BEGIN Input data

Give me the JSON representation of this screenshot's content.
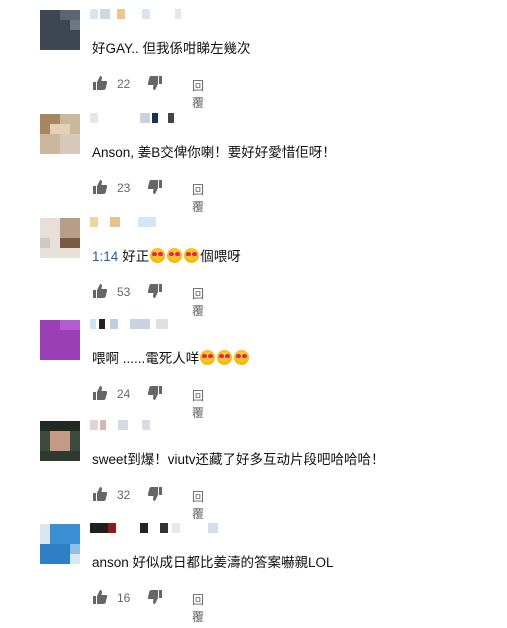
{
  "comments": [
    {
      "text": "好GAY.. 但我係咁睇左幾次",
      "likes": "22",
      "reply": "回覆"
    },
    {
      "text": "Anson, 姜B交俾你喇！要好好愛惜佢呀！",
      "likes": "23",
      "reply": "回覆"
    },
    {
      "timestamp": "1:14",
      "text_a": "好正",
      "text_b": "個喂呀",
      "likes": "53",
      "reply": "回覆"
    },
    {
      "text": "喂啊 ......電死人咩",
      "likes": "24",
      "reply": "回覆"
    },
    {
      "text": "sweet到爆！viutv还藏了好多互动片段吧哈哈哈！",
      "likes": "32",
      "reply": "回覆"
    },
    {
      "text": "anson 好似成日都比姜濤的答案嚇親LOL",
      "likes": "16",
      "reply": "回覆"
    }
  ],
  "colors": {
    "timestamp_link": "#1a5fb4",
    "meta_text": "#666666",
    "emoji_heart": "#e0245e"
  },
  "icons": [
    "thumbs-up-icon",
    "thumbs-down-icon",
    "heart-eyes-emoji"
  ]
}
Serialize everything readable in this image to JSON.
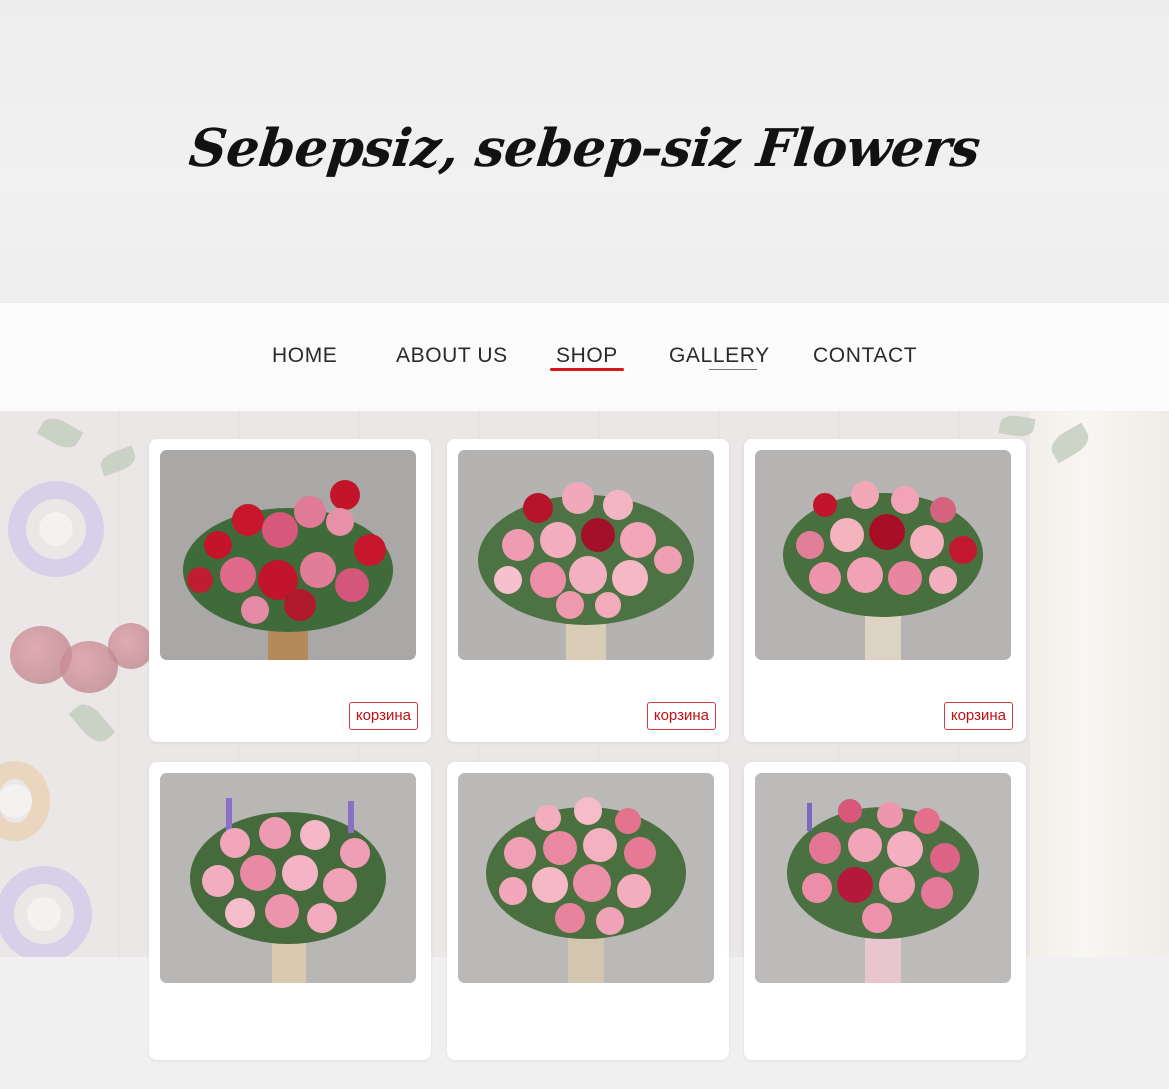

END Input data

### [What you will do]
Only a number is wanted here: how many lines in the data above include the string "likes"?

### [Written reply]
6